▸ Aim of the exercise: Repeat the material verbatim and drop the pictures.

▸ Supplied entries:
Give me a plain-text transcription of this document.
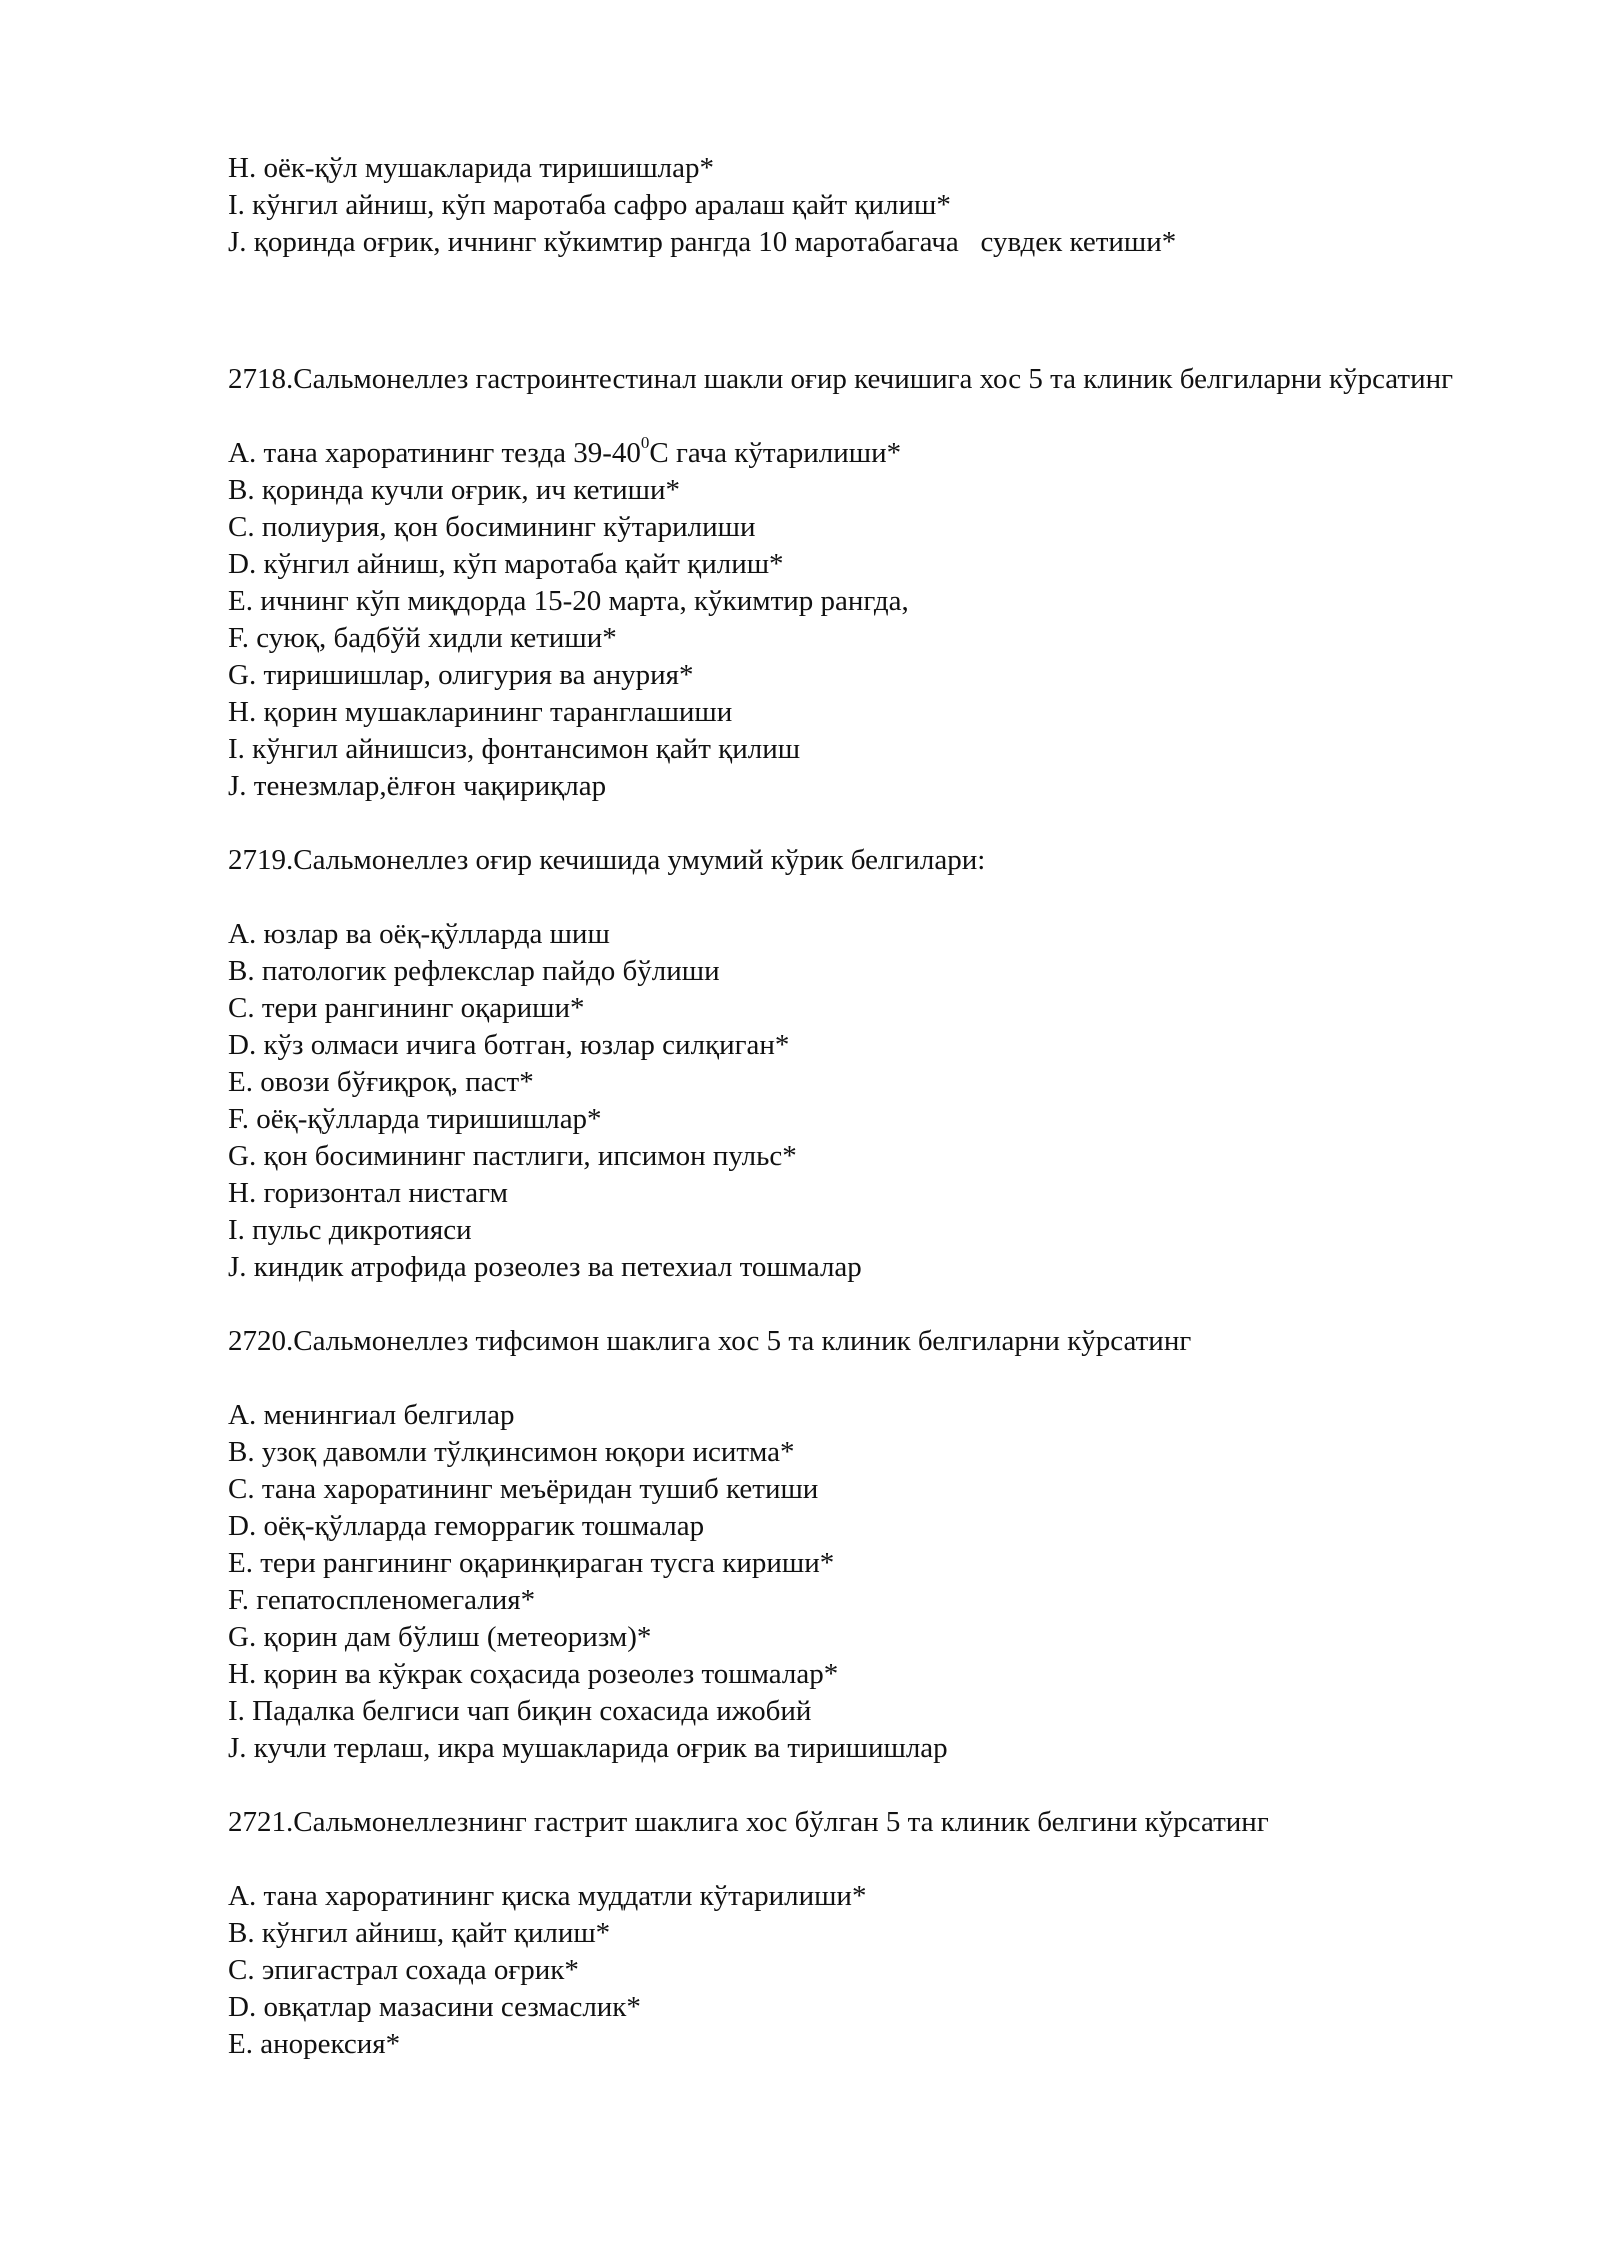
H. оёк-қўл мушакларида тиришишлар*
I. кўнгил айниш, кўп маротаба сафро аралаш қайт қилиш*
J. қоринда оғрик, ичнинг кўкимтир рангда 10 маротабагача   сувдек кетиши*
2718.Сальмонеллез гастроинтестинал шакли оғир кечишига хос 5 та клиник белгиларни кўрсатинг
A. тана хароратининг тезда $39-40^0C$ гача кўтарилиши*
B. қоринда кучли оғрик, ич кетиши*
C. полиурия, қон босимининг кўтарилиши
D. кўнгил айниш, кўп маротаба қайт қилиш*
E. ичнинг кўп миқдорда 15-20 марта, кўкимтир рангда,
F. суюқ, бадбўй хидли кетиши*
G. тиришишлар, олигурия ва анурия*
H. қорин мушакларининг таранглашиши
I. кўнгил айнишсиз, фонтансимон қайт қилиш
J. тенезмлар,ёлғон чақириқлар
2719.Сальмонеллез оғир кечишида умумий кўрик белгилари:
A. юзлар ва оёқ-қўлларда шиш
B. патологик рефлекслар пайдо бўлиши
C. тери рангининг оқариши*
D. кўз олмаси ичига ботган, юзлар силқиган*
E. овози бўғиқроқ, паст*
F. оёқ-қўлларда тиришишлар*
G. қон босимининг пастлиги, ипсимон пульс*
H. горизонтал нистагм
I. пульс дикротияси
J. киндик атрофида розеолез ва петехиал тошмалар
2720.Сальмонеллез тифсимон шаклига хос 5 та клиник белгиларни кўрсатинг
A. менингиал белгилар
B. узоқ давомли тўлқинсимон юқори иситма*
C. тана хароратининг меъёридан тушиб кетиши
D. оёқ-қўлларда геморрагик тошмалар
E. тери рангининг оқаринқираган тусга кириши*
F. гепатоспленомегалия*
G. қорин дам бўлиш (метеоризм)*
H. қорин ва кўкрак соҳасида розеолез тошмалар*
I. Падалка белгиси чап биқин сохасида ижобий
J. кучли терлаш, икра мушакларида оғрик ва тиришишлар
2721.Сальмонеллезнинг гастрит шаклига хос бўлган 5 та клиник белгини кўрсатинг
A. тана хароратининг қиска муддатли кўтарилиши*
B. кўнгил айниш, қайт қилиш*
C. эпигастрал сохада оғрик*
D. овқатлар мазасини сезмаслик*
E. анорексия*
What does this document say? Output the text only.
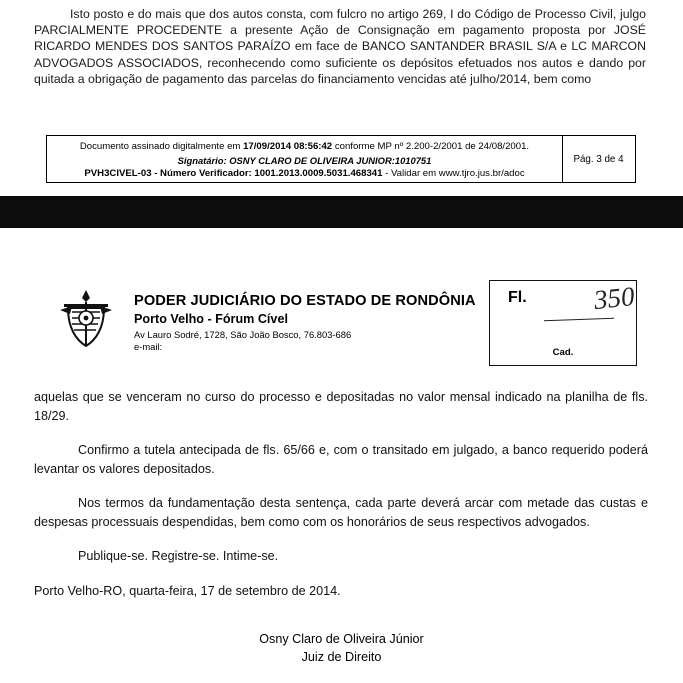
Isto posto e do mais que dos autos consta, com fulcro no artigo 269, I do Código de Processo Civil, julgo PARCIALMENTE PROCEDENTE a presente Ação de Consignação em pagamento proposta por JOSÉ RICARDO MENDES DOS SANTOS PARAÍZO em face de BANCO SANTANDER BRASIL S/A e LC MARCON ADVOGADOS ASSOCIADOS, reconhecendo como suficiente os depósitos efetuados nos autos e dando por quitada a obrigação de pagamento das parcelas do financiamento vencidas até julho/2014, bem como

Documento assinado digitalmente em 17/09/2014 08:56:42 conforme MP nº 2.200-2/2001 de 24/08/2001.
Signatário: OSNY CLARO DE OLIVEIRA JUNIOR:1010751
PVH3CIVEL-03 - Número Verificador: 1001.2013.0009.5031.468341 - Validar em www.tjro.jus.br/adoc
Pág. 3 de 4
PODER JUDICIÁRIO DO ESTADO DE RONDÔNIA
Porto Velho - Fórum Cível
Av Lauro Sodré, 1728, São João Bosco, 76.803-686
e-mail:
Fl. 350
Cad.

aquelas que se venceram no curso do processo e depositadas no valor mensal indicado na planilha de fls. 18/29.

Confirmo a tutela antecipada de fls. 65/66 e, com o transitado em julgado, a banco requerido poderá levantar os valores depositados.

Nos termos da fundamentação desta sentença, cada parte deverá arcar com metade das custas e despesas processuais despendidas, bem como com os honorários de seus respectivos advogados.

Publique-se. Registre-se. Intime-se.

Porto Velho-RO, quarta-feira, 17 de setembro de 2014.

Osny Claro de Oliveira Júnior
Juiz de Direito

▸ Full answer:
Give me a plain-text transcription of this document.
H. оёк-қўл мушакларида тиришишлар*
I. кўнгил айниш, кўп маротаба сафро аралаш қайт қилиш*
J. қоринда оғрик, ичнинг кўкимтир рангда 10 маротабагача   сувдек кетиши*
2718.Сальмонеллез гастроинтестинал шакли оғир кечишига хос 5 та клиник белгиларни кўрсатинг
A. тана хароратининг тезда $39-40^0C$ гача кўтарилиши*
B. қоринда кучли оғрик, ич кетиши*
C. полиурия, қон босимининг кўтарилиши
D. кўнгил айниш, кўп маротаба қайт қилиш*
E. ичнинг кўп миқдорда 15-20 марта, кўкимтир рангда,
F. суюқ, бадбўй хидли кетиши*
G. тиришишлар, олигурия ва анурия*
H. қорин мушакларининг таранглашиши
I. кўнгил айнишсиз, фонтансимон қайт қилиш
J. тенезмлар,ёлғон чақириқлар
2719.Сальмонеллез оғир кечишида умумий кўрик белгилари:
A. юзлар ва оёқ-қўлларда шиш
B. патологик рефлекслар пайдо бўлиши
C. тери рангининг оқариши*
D. кўз олмаси ичига ботган, юзлар силқиган*
E. овози бўғиқроқ, паст*
F. оёқ-қўлларда тиришишлар*
G. қон босимининг пастлиги, ипсимон пульс*
H. горизонтал нистагм
I. пульс дикротияси
J. киндик атрофида розеолез ва петехиал тошмалар
2720.Сальмонеллез тифсимон шаклига хос 5 та клиник белгиларни кўрсатинг
A. менингиал белгилар
B. узоқ давомли тўлқинсимон юқори иситма*
C. тана хароратининг меъёридан тушиб кетиши
D. оёқ-қўлларда геморрагик тошмалар
E. тери рангининг оқаринқираган тусга кириши*
F. гепатоспленомегалия*
G. қорин дам бўлиш (метеоризм)*
H. қорин ва кўкрак соҳасида розеолез тошмалар*
I. Падалка белгиси чап биқин сохасида ижобий
J. кучли терлаш, икра мушакларида оғрик ва тиришишлар
2721.Сальмонеллезнинг гастрит шаклига хос бўлган 5 та клиник белгини кўрсатинг
A. тана хароратининг қиска муддатли кўтарилиши*
B. кўнгил айниш, қайт қилиш*
C. эпигастрал сохада оғрик*
D. овқатлар мазасини сезмаслик*
E. анорексия*
What does this document say? Output the text only.
Isto posto e do mais que dos autos consta, com fulcro no artigo 269, I do Código de Processo Civil, julgo PARCIALMENTE PROCEDENTE a presente Ação de Consignação em pagamento proposta por JOSÉ RICARDO MENDES DOS SANTOS PARAÍZO em face de BANCO SANTANDER BRASIL S/A e LC MARCON ADVOGADOS ASSOCIADOS, reconhecendo como suficiente os depósitos efetuados nos autos e dando por quitada a obrigação de pagamento das parcelas do financiamento vencidas até julho/2014, bem como

Documento assinado digitalmente em 17/09/2014 08:56:42 conforme MP nº 2.200-2/2001 de 24/08/2001.
Signatário: OSNY CLARO DE OLIVEIRA JUNIOR:1010751
PVH3CIVEL-03 - Número Verificador: 1001.2013.0009.5031.468341 - Validar em www.tjro.jus.br/adoc
Pág. 3 de 4
PODER JUDICIÁRIO DO ESTADO DE RONDÔNIA
Porto Velho - Fórum Cível
Av Lauro Sodré, 1728, São João Bosco, 76.803-686
e-mail:
Fl. 350
Cad.

aquelas que se venceram no curso do processo e depositadas no valor mensal indicado na planilha de fls. 18/29.

Confirmo a tutela antecipada de fls. 65/66 e, com o transitado em julgado, a banco requerido poderá levantar os valores depositados.

Nos termos da fundamentação desta sentença, cada parte deverá arcar com metade das custas e despesas processuais despendidas, bem como com os honorários de seus respectivos advogados.

Publique-se. Registre-se. Intime-se.

Porto Velho-RO, quarta-feira, 17 de setembro de 2014.

Osny Claro de Oliveira Júnior
Juiz de Direito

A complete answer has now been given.